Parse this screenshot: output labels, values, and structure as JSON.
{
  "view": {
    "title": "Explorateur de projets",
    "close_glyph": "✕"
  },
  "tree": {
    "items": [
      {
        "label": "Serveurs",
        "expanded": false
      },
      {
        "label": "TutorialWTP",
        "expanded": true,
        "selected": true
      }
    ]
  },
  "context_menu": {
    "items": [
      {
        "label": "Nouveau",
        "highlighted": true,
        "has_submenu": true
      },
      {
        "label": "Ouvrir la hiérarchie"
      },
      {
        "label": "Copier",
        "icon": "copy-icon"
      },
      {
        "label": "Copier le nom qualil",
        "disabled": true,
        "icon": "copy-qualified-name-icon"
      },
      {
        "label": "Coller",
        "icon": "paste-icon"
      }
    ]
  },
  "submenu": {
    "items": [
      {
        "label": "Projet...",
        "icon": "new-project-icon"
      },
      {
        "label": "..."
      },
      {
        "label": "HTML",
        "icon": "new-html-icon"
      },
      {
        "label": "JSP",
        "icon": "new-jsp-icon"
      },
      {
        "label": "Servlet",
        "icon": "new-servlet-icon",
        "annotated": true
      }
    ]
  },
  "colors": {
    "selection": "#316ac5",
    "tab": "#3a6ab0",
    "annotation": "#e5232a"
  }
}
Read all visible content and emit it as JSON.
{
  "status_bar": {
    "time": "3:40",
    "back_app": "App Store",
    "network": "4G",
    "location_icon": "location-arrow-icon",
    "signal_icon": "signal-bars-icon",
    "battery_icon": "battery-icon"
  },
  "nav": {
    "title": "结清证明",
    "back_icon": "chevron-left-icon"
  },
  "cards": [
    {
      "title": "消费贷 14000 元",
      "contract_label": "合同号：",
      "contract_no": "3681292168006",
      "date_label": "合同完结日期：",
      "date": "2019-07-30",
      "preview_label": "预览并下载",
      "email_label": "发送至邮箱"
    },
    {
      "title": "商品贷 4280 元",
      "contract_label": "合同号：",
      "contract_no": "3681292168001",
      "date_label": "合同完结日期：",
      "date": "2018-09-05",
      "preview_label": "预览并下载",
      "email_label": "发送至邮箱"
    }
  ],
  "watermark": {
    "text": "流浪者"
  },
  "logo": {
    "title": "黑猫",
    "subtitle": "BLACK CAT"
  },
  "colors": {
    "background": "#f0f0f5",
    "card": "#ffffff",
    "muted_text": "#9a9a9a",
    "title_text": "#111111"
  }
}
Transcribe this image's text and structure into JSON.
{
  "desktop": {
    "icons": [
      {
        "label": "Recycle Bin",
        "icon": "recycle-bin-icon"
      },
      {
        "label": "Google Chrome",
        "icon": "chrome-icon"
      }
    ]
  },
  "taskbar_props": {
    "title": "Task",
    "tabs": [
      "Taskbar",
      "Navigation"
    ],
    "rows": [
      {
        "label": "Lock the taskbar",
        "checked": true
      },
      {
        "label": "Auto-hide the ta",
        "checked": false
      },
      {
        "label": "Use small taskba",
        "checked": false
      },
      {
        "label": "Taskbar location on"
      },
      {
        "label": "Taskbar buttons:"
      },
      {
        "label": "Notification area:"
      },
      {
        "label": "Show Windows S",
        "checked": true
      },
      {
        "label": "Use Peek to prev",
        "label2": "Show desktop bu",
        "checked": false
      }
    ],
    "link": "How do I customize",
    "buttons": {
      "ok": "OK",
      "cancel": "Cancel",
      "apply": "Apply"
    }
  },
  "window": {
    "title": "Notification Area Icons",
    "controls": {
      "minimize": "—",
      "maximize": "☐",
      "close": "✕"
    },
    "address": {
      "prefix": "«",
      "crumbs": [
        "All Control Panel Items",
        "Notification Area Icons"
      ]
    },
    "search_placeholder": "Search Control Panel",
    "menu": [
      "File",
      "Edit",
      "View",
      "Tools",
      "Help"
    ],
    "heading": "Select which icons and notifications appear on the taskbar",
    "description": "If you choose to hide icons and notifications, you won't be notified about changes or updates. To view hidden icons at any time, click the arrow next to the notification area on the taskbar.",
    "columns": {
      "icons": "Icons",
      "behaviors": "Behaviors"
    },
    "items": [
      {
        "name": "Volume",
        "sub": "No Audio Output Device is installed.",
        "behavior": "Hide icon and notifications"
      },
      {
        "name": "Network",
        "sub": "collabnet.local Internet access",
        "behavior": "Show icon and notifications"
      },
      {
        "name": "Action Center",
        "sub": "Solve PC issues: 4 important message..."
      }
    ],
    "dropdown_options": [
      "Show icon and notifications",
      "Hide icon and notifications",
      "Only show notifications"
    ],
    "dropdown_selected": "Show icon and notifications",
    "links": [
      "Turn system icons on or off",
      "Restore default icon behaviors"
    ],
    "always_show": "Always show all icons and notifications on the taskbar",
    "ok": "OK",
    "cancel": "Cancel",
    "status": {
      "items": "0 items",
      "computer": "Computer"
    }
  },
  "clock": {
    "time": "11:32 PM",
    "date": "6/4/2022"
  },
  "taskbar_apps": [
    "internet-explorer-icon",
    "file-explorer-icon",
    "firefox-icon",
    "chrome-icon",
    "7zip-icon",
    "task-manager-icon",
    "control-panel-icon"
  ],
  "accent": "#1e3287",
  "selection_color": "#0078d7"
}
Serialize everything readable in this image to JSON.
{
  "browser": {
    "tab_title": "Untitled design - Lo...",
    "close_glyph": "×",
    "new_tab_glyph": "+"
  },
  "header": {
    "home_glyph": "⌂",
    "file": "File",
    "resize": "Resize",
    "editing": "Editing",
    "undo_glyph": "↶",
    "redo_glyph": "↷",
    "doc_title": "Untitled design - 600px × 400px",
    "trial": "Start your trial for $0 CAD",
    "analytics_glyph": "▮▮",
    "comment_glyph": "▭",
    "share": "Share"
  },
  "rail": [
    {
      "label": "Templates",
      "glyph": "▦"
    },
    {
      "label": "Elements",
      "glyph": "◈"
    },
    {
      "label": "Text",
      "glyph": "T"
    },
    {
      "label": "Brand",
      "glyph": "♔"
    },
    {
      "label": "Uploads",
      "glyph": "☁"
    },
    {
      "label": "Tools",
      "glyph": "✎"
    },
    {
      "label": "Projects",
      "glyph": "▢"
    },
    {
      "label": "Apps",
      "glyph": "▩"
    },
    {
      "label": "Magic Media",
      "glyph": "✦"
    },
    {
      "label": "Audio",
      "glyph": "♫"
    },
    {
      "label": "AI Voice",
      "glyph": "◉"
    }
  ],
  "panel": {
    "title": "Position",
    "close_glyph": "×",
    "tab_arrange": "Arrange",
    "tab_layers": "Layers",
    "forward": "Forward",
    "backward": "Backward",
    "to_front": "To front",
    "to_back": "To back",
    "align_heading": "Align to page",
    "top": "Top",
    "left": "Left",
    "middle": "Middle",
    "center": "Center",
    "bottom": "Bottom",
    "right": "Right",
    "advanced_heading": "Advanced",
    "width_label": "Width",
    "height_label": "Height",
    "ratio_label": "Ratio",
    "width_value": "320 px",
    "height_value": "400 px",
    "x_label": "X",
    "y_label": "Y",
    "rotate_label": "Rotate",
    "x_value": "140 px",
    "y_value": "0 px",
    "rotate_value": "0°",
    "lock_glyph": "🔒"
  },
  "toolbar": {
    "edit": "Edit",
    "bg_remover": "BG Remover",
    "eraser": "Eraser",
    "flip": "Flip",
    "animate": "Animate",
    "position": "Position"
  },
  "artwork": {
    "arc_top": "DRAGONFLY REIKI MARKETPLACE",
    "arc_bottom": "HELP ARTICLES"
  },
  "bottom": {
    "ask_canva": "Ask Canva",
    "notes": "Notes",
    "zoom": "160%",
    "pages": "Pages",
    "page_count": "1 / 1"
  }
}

(Goal of the exercise):
Nothing in the data may differ; print all of it exactly as written.

(Task solution):
Parse this screenshot: output labels, values, and structure as JSON.
{
  "view": {
    "title": "Explorateur de projets",
    "close_glyph": "✕"
  },
  "tree": {
    "items": [
      {
        "label": "Serveurs",
        "expanded": false
      },
      {
        "label": "TutorialWTP",
        "expanded": true,
        "selected": true
      }
    ]
  },
  "context_menu": {
    "items": [
      {
        "label": "Nouveau",
        "highlighted": true,
        "has_submenu": true
      },
      {
        "label": "Ouvrir la hiérarchie"
      },
      {
        "label": "Copier",
        "icon": "copy-icon"
      },
      {
        "label": "Copier le nom qualil",
        "disabled": true,
        "icon": "copy-qualified-name-icon"
      },
      {
        "label": "Coller",
        "icon": "paste-icon"
      }
    ]
  },
  "submenu": {
    "items": [
      {
        "label": "Projet...",
        "icon": "new-project-icon"
      },
      {
        "label": "..."
      },
      {
        "label": "HTML",
        "icon": "new-html-icon"
      },
      {
        "label": "JSP",
        "icon": "new-jsp-icon"
      },
      {
        "label": "Servlet",
        "icon": "new-servlet-icon",
        "annotated": true
      }
    ]
  },
  "colors": {
    "selection": "#316ac5",
    "tab": "#3a6ab0",
    "annotation": "#e5232a"
  }
}
Read all visible content and emit it as JSON.
{
  "status_bar": {
    "time": "3:40",
    "back_app": "App Store",
    "network": "4G",
    "location_icon": "location-arrow-icon",
    "signal_icon": "signal-bars-icon",
    "battery_icon": "battery-icon"
  },
  "nav": {
    "title": "结清证明",
    "back_icon": "chevron-left-icon"
  },
  "cards": [
    {
      "title": "消费贷 14000 元",
      "contract_label": "合同号：",
      "contract_no": "3681292168006",
      "date_label": "合同完结日期：",
      "date": "2019-07-30",
      "preview_label": "预览并下载",
      "email_label": "发送至邮箱"
    },
    {
      "title": "商品贷 4280 元",
      "contract_label": "合同号：",
      "contract_no": "3681292168001",
      "date_label": "合同完结日期：",
      "date": "2018-09-05",
      "preview_label": "预览并下载",
      "email_label": "发送至邮箱"
    }
  ],
  "watermark": {
    "text": "流浪者"
  },
  "logo": {
    "title": "黑猫",
    "subtitle": "BLACK CAT"
  },
  "colors": {
    "background": "#f0f0f5",
    "card": "#ffffff",
    "muted_text": "#9a9a9a",
    "title_text": "#111111"
  }
}
Transcribe this image's text and structure into JSON.
{
  "desktop": {
    "icons": [
      {
        "label": "Recycle Bin",
        "icon": "recycle-bin-icon"
      },
      {
        "label": "Google Chrome",
        "icon": "chrome-icon"
      }
    ]
  },
  "taskbar_props": {
    "title": "Task",
    "tabs": [
      "Taskbar",
      "Navigation"
    ],
    "rows": [
      {
        "label": "Lock the taskbar",
        "checked": true
      },
      {
        "label": "Auto-hide the ta",
        "checked": false
      },
      {
        "label": "Use small taskba",
        "checked": false
      },
      {
        "label": "Taskbar location on"
      },
      {
        "label": "Taskbar buttons:"
      },
      {
        "label": "Notification area:"
      },
      {
        "label": "Show Windows S",
        "checked": true
      },
      {
        "label": "Use Peek to prev",
        "label2": "Show desktop bu",
        "checked": false
      }
    ],
    "link": "How do I customize",
    "buttons": {
      "ok": "OK",
      "cancel": "Cancel",
      "apply": "Apply"
    }
  },
  "window": {
    "title": "Notification Area Icons",
    "controls": {
      "minimize": "—",
      "maximize": "☐",
      "close": "✕"
    },
    "address": {
      "prefix": "«",
      "crumbs": [
        "All Control Panel Items",
        "Notification Area Icons"
      ]
    },
    "search_placeholder": "Search Control Panel",
    "menu": [
      "File",
      "Edit",
      "View",
      "Tools",
      "Help"
    ],
    "heading": "Select which icons and notifications appear on the taskbar",
    "description": "If you choose to hide icons and notifications, you won't be notified about changes or updates. To view hidden icons at any time, click the arrow next to the notification area on the taskbar.",
    "columns": {
      "icons": "Icons",
      "behaviors": "Behaviors"
    },
    "items": [
      {
        "name": "Volume",
        "sub": "No Audio Output Device is installed.",
        "behavior": "Hide icon and notifications"
      },
      {
        "name": "Network",
        "sub": "collabnet.local Internet access",
        "behavior": "Show icon and notifications"
      },
      {
        "name": "Action Center",
        "sub": "Solve PC issues: 4 important message..."
      }
    ],
    "dropdown_options": [
      "Show icon and notifications",
      "Hide icon and notifications",
      "Only show notifications"
    ],
    "dropdown_selected": "Show icon and notifications",
    "links": [
      "Turn system icons on or off",
      "Restore default icon behaviors"
    ],
    "always_show": "Always show all icons and notifications on the taskbar",
    "ok": "OK",
    "cancel": "Cancel",
    "status": {
      "items": "0 items",
      "computer": "Computer"
    }
  },
  "clock": {
    "time": "11:32 PM",
    "date": "6/4/2022"
  },
  "taskbar_apps": [
    "internet-explorer-icon",
    "file-explorer-icon",
    "firefox-icon",
    "chrome-icon",
    "7zip-icon",
    "task-manager-icon",
    "control-panel-icon"
  ],
  "accent": "#1e3287",
  "selection_color": "#0078d7"
}
Serialize everything readable in this image to JSON.
{
  "browser": {
    "tab_title": "Untitled design - Lo...",
    "close_glyph": "×",
    "new_tab_glyph": "+"
  },
  "header": {
    "home_glyph": "⌂",
    "file": "File",
    "resize": "Resize",
    "editing": "Editing",
    "undo_glyph": "↶",
    "redo_glyph": "↷",
    "doc_title": "Untitled design - 600px × 400px",
    "trial": "Start your trial for $0 CAD",
    "analytics_glyph": "▮▮",
    "comment_glyph": "▭",
    "share": "Share"
  },
  "rail": [
    {
      "label": "Templates",
      "glyph": "▦"
    },
    {
      "label": "Elements",
      "glyph": "◈"
    },
    {
      "label": "Text",
      "glyph": "T"
    },
    {
      "label": "Brand",
      "glyph": "♔"
    },
    {
      "label": "Uploads",
      "glyph": "☁"
    },
    {
      "label": "Tools",
      "glyph": "✎"
    },
    {
      "label": "Projects",
      "glyph": "▢"
    },
    {
      "label": "Apps",
      "glyph": "▩"
    },
    {
      "label": "Magic Media",
      "glyph": "✦"
    },
    {
      "label": "Audio",
      "glyph": "♫"
    },
    {
      "label": "AI Voice",
      "glyph": "◉"
    }
  ],
  "panel": {
    "title": "Position",
    "close_glyph": "×",
    "tab_arrange": "Arrange",
    "tab_layers": "Layers",
    "forward": "Forward",
    "backward": "Backward",
    "to_front": "To front",
    "to_back": "To back",
    "align_heading": "Align to page",
    "top": "Top",
    "left": "Left",
    "middle": "Middle",
    "center": "Center",
    "bottom": "Bottom",
    "right": "Right",
    "advanced_heading": "Advanced",
    "width_label": "Width",
    "height_label": "Height",
    "ratio_label": "Ratio",
    "width_value": "320 px",
    "height_value": "400 px",
    "x_label": "X",
    "y_label": "Y",
    "rotate_label": "Rotate",
    "x_value": "140 px",
    "y_value": "0 px",
    "rotate_value": "0°",
    "lock_glyph": "🔒"
  },
  "toolbar": {
    "edit": "Edit",
    "bg_remover": "BG Remover",
    "eraser": "Eraser",
    "flip": "Flip",
    "animate": "Animate",
    "position": "Position"
  },
  "artwork": {
    "arc_top": "DRAGONFLY REIKI MARKETPLACE",
    "arc_bottom": "HELP ARTICLES"
  },
  "bottom": {
    "ask_canva": "Ask Canva",
    "notes": "Notes",
    "zoom": "160%",
    "pages": "Pages",
    "page_count": "1 / 1"
  }
}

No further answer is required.